## Source data
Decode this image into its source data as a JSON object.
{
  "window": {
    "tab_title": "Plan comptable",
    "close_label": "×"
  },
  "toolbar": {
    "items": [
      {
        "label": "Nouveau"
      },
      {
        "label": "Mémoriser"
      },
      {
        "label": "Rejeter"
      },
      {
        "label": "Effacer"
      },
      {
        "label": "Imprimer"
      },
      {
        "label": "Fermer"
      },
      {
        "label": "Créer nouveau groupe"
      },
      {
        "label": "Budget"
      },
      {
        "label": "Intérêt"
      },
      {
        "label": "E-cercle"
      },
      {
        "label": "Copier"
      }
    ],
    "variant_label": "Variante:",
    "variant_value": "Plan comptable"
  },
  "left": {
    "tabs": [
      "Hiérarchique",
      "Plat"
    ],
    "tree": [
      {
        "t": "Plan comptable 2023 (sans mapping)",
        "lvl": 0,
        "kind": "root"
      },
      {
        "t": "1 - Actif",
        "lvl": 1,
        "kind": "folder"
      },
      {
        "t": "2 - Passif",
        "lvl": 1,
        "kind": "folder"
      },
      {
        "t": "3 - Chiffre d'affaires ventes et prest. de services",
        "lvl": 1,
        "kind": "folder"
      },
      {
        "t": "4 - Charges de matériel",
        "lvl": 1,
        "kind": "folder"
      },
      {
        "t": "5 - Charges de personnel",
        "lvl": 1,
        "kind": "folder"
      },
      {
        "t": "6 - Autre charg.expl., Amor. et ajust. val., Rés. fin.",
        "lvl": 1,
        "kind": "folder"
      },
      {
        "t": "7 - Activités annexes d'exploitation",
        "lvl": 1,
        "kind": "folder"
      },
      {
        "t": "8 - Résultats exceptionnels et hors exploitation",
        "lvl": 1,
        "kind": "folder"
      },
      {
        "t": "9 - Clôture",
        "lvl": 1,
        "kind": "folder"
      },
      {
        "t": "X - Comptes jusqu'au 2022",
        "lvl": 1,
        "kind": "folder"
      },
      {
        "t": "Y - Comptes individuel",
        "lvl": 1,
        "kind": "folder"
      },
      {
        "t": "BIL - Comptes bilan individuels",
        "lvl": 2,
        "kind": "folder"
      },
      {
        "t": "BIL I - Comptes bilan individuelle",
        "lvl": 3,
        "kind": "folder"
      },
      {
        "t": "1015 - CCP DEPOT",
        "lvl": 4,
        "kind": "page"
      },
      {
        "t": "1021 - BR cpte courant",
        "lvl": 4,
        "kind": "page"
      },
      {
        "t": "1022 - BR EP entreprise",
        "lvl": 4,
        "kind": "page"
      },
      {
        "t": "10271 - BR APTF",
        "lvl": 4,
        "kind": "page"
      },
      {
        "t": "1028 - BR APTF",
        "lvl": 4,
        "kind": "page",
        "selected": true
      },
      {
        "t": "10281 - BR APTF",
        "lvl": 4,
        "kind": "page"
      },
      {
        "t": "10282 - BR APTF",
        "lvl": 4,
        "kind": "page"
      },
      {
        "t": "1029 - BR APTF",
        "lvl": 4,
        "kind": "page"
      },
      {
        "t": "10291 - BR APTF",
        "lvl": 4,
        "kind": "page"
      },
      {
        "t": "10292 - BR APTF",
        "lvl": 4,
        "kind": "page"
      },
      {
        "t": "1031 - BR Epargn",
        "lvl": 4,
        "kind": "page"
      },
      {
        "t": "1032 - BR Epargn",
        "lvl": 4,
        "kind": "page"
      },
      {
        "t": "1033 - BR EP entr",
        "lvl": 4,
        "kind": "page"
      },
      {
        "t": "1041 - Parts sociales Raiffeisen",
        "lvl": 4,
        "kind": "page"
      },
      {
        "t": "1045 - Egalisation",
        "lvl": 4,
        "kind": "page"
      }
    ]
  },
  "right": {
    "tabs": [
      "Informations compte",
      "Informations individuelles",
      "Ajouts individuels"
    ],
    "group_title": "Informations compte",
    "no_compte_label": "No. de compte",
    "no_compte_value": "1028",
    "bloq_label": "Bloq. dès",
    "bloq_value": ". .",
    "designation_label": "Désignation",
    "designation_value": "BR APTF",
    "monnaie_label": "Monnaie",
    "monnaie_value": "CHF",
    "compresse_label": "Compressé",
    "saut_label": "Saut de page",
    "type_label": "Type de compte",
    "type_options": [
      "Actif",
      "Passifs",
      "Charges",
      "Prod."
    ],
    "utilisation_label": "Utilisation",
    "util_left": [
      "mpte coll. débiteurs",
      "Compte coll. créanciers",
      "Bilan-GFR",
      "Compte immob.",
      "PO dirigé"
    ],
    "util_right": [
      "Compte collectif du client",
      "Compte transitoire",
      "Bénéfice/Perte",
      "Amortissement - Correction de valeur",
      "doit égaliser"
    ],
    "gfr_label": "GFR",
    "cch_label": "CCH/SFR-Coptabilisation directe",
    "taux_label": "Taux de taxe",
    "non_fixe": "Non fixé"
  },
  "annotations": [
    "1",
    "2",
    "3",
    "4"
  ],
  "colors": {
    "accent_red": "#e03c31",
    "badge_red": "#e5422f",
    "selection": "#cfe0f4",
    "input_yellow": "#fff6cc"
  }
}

## What to produce
Extract the complete set of records unchanged.

## Written answer
Decode this image into its source data as a JSON object.
{
  "window": {
    "tab_title": "Plan comptable",
    "close_label": "×"
  },
  "toolbar": {
    "items": [
      {
        "label": "Nouveau"
      },
      {
        "label": "Mémoriser"
      },
      {
        "label": "Rejeter"
      },
      {
        "label": "Effacer"
      },
      {
        "label": "Imprimer"
      },
      {
        "label": "Fermer"
      },
      {
        "label": "Créer nouveau groupe"
      },
      {
        "label": "Budget"
      },
      {
        "label": "Intérêt"
      },
      {
        "label": "E-cercle"
      },
      {
        "label": "Copier"
      }
    ],
    "variant_label": "Variante:",
    "variant_value": "Plan comptable"
  },
  "left": {
    "tabs": [
      "Hiérarchique",
      "Plat"
    ],
    "tree": [
      {
        "t": "Plan comptable 2023 (sans mapping)",
        "lvl": 0,
        "kind": "root"
      },
      {
        "t": "1 - Actif",
        "lvl": 1,
        "kind": "folder"
      },
      {
        "t": "2 - Passif",
        "lvl": 1,
        "kind": "folder"
      },
      {
        "t": "3 - Chiffre d'affaires ventes et prest. de services",
        "lvl": 1,
        "kind": "folder"
      },
      {
        "t": "4 - Charges de matériel",
        "lvl": 1,
        "kind": "folder"
      },
      {
        "t": "5 - Charges de personnel",
        "lvl": 1,
        "kind": "folder"
      },
      {
        "t": "6 - Autre charg.expl., Amor. et ajust. val., Rés. fin.",
        "lvl": 1,
        "kind": "folder"
      },
      {
        "t": "7 - Activités annexes d'exploitation",
        "lvl": 1,
        "kind": "folder"
      },
      {
        "t": "8 - Résultats exceptionnels et hors exploitation",
        "lvl": 1,
        "kind": "folder"
      },
      {
        "t": "9 - Clôture",
        "lvl": 1,
        "kind": "folder"
      },
      {
        "t": "X - Comptes jusqu'au 2022",
        "lvl": 1,
        "kind": "folder"
      },
      {
        "t": "Y - Comptes individuel",
        "lvl": 1,
        "kind": "folder"
      },
      {
        "t": "BIL - Comptes bilan individuels",
        "lvl": 2,
        "kind": "folder"
      },
      {
        "t": "BIL I - Comptes bilan individuelle",
        "lvl": 3,
        "kind": "folder"
      },
      {
        "t": "1015 - CCP DEPOT",
        "lvl": 4,
        "kind": "page"
      },
      {
        "t": "1021 - BR cpte courant",
        "lvl": 4,
        "kind": "page"
      },
      {
        "t": "1022 - BR EP entreprise",
        "lvl": 4,
        "kind": "page"
      },
      {
        "t": "10271 - BR APTF",
        "lvl": 4,
        "kind": "page"
      },
      {
        "t": "1028 - BR APTF",
        "lvl": 4,
        "kind": "page",
        "selected": true
      },
      {
        "t": "10281 - BR APTF",
        "lvl": 4,
        "kind": "page"
      },
      {
        "t": "10282 - BR APTF",
        "lvl": 4,
        "kind": "page"
      },
      {
        "t": "1029 - BR APTF",
        "lvl": 4,
        "kind": "page"
      },
      {
        "t": "10291 - BR APTF",
        "lvl": 4,
        "kind": "page"
      },
      {
        "t": "10292 - BR APTF",
        "lvl": 4,
        "kind": "page"
      },
      {
        "t": "1031 - BR Epargn",
        "lvl": 4,
        "kind": "page"
      },
      {
        "t": "1032 - BR Epargn",
        "lvl": 4,
        "kind": "page"
      },
      {
        "t": "1033 - BR EP entr",
        "lvl": 4,
        "kind": "page"
      },
      {
        "t": "1041 - Parts sociales Raiffeisen",
        "lvl": 4,
        "kind": "page"
      },
      {
        "t": "1045 - Egalisation",
        "lvl": 4,
        "kind": "page"
      }
    ]
  },
  "right": {
    "tabs": [
      "Informations compte",
      "Informations individuelles",
      "Ajouts individuels"
    ],
    "group_title": "Informations compte",
    "no_compte_label": "No. de compte",
    "no_compte_value": "1028",
    "bloq_label": "Bloq. dès",
    "bloq_value": ". .",
    "designation_label": "Désignation",
    "designation_value": "BR APTF",
    "monnaie_label": "Monnaie",
    "monnaie_value": "CHF",
    "compresse_label": "Compressé",
    "saut_label": "Saut de page",
    "type_label": "Type de compte",
    "type_options": [
      "Actif",
      "Passifs",
      "Charges",
      "Prod."
    ],
    "utilisation_label": "Utilisation",
    "util_left": [
      "mpte coll. débiteurs",
      "Compte coll. créanciers",
      "Bilan-GFR",
      "Compte immob.",
      "PO dirigé"
    ],
    "util_right": [
      "Compte collectif du client",
      "Compte transitoire",
      "Bénéfice/Perte",
      "Amortissement - Correction de valeur",
      "doit égaliser"
    ],
    "gfr_label": "GFR",
    "cch_label": "CCH/SFR-Coptabilisation directe",
    "taux_label": "Taux de taxe",
    "non_fixe": "Non fixé"
  },
  "annotations": [
    "1",
    "2",
    "3",
    "4"
  ],
  "colors": {
    "accent_red": "#e03c31",
    "badge_red": "#e5422f",
    "selection": "#cfe0f4",
    "input_yellow": "#fff6cc"
  }
}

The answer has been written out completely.